- **Exercise instructions**:
1) In the Baker profile, how many schools does Baker say he was kicked out of?
2) Continue the Baker profile from its last sentence, which is about the birthday song at Moe's Bar and Grill.
====== Exercise passage
Baker says he was always a lone wolf as a kid growing up in Utah but hip hop turned out to be the muse which provided him the most comfort and confidence. “There was so much hip hop and so many different eras at the time,” he recalls in an interview with The Utah Review. “I always looked up the interviews with all of my favorite artists. I didn’t have a big community of friends who listened to the kind of hip hop that inspired me.” Born in Salt Lake City, he lived in Sugar House and Midvale and took up skateboarding. “I was a bad kid. I was kicked out of six schools.”
By the time he turned 18, he was inspired to work on his freestyle rap, thanks to networking with Utah hip hop artists such as Pat Maine, Phil Weeden, Infamous Taz and others. “I discovered I had a knack for it and I caught on pretty quick,” Baker says. “I had a car which didn’t have a working radio so as I was driving along, i would do freestyle and make multi syllable rhymes based on what i was seeing as I was driving along.” This pushed him to write a song celebrating his following birthday at Moe’s Bar and Grill.
============
====== Supplied data
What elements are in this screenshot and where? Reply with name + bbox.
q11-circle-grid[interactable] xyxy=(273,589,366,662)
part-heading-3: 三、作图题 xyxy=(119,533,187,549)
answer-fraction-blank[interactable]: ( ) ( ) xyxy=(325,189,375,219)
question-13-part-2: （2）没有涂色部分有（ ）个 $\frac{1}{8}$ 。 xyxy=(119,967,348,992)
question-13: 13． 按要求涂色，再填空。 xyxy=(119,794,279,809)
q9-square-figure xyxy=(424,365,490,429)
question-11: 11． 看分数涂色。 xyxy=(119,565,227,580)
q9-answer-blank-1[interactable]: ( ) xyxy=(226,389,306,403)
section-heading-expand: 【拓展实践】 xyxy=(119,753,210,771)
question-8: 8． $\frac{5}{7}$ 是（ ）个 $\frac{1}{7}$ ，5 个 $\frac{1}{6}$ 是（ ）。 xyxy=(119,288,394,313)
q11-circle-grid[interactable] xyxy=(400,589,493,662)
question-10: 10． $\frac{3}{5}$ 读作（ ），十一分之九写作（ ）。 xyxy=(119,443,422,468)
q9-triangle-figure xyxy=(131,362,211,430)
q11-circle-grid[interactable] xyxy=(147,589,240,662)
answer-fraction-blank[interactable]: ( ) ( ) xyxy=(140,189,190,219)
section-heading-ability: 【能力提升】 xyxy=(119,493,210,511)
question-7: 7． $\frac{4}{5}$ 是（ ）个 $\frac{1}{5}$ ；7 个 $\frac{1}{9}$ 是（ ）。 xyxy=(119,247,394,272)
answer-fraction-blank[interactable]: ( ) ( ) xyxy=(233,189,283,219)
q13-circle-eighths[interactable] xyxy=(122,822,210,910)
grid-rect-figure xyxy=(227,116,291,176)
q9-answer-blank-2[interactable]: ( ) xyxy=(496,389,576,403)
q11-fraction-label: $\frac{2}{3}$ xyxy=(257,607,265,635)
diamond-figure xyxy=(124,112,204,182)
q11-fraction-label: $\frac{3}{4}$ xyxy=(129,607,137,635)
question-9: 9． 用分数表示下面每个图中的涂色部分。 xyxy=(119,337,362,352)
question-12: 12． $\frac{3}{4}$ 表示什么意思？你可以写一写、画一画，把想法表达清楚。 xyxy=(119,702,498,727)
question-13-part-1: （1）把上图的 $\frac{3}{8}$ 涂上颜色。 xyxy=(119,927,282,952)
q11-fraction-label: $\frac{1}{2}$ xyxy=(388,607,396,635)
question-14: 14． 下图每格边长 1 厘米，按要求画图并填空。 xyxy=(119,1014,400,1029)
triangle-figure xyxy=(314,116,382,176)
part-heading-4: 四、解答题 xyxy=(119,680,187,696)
============
- **Responses by task**:
1) Six.

2)
Taking on his stage persona, he focused on making steady progress as a hip hop artist and started making beats at the age of 23 and built his own production studio at home. He expanded his network and collaborated with Zac Ivie, a well-known local hip hop artist who has launched the indie label Get Write Records and who will be performing with Ocelot on the Utah Arts Festival’s Park Stage.
Baker says he is content with paying his dues patiently toward the goal of working as a full-time independent artist. In addition to Ivie, he has had a chance to be on the stage with artists including Elzhi, Bronze Nazareth and George Watsky. To round out his livelihood, he works as a bartender and server, which gives him the ideal flexibility to work on his music. “I realize that if I had tried to be a full-time artist when I was younger, I would not have enjoyed it,” he explains. “I had a rough upbringing so my music at that time was all about venting those experiences. Looking back on it, I cringe sometimes at emo rap stuff I was writing. After years of venting my frustrations I have found a more poetic path.”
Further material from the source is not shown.